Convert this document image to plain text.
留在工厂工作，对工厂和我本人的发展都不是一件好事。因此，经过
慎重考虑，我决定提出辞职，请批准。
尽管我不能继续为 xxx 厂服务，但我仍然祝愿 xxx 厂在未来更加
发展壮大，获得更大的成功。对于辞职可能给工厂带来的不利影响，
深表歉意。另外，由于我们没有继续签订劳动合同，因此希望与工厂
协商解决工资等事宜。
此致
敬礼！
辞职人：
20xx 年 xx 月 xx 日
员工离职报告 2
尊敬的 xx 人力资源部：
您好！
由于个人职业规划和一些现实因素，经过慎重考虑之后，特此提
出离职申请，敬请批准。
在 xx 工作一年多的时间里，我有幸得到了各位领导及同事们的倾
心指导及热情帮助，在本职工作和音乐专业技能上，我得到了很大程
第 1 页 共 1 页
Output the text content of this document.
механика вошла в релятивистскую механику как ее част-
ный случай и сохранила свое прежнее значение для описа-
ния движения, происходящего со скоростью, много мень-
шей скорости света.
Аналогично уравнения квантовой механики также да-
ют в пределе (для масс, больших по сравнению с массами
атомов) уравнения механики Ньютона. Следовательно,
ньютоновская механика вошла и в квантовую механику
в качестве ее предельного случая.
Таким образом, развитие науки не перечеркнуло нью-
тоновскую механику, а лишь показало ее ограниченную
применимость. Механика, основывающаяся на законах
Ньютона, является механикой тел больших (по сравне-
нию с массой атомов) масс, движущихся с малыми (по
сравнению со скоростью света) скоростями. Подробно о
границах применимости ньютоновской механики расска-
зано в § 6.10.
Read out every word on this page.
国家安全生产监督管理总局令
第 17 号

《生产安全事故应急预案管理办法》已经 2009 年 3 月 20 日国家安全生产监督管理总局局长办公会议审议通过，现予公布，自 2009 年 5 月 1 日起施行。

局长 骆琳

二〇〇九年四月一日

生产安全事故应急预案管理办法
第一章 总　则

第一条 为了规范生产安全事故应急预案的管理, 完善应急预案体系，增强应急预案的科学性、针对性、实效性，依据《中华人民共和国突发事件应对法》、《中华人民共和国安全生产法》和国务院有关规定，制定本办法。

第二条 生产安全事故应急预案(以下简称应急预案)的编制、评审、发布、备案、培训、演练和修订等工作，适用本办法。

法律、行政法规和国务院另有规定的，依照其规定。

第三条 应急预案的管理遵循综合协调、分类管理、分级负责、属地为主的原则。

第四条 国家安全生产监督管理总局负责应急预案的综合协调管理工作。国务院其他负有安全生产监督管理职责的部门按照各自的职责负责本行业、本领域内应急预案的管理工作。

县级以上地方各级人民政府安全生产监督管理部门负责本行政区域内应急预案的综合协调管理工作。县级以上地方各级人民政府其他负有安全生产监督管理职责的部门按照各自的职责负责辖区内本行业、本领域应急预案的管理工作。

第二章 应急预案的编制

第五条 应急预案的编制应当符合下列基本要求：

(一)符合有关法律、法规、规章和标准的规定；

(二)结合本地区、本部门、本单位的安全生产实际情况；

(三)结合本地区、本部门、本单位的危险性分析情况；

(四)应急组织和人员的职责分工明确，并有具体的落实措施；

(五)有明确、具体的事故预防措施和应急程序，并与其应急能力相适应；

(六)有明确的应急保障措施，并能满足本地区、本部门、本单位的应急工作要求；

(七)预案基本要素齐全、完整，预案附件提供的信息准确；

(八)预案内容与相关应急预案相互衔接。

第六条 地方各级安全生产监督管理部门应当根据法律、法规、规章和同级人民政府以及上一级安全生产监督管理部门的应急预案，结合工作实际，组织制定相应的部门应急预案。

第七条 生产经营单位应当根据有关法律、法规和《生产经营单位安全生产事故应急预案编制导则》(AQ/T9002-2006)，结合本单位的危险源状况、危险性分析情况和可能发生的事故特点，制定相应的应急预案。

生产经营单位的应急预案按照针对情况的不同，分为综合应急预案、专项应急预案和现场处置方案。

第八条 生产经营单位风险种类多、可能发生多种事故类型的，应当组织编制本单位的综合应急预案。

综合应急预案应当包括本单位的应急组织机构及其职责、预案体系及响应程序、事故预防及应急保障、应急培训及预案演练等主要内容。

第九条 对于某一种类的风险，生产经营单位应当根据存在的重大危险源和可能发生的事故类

========

__TO DO__: Scan the material line by line and report each one that contains "this".

__FINISHED ANSWER__:
Convert this document image to plain text.
Output the text content of this document.
Read out every word on this page.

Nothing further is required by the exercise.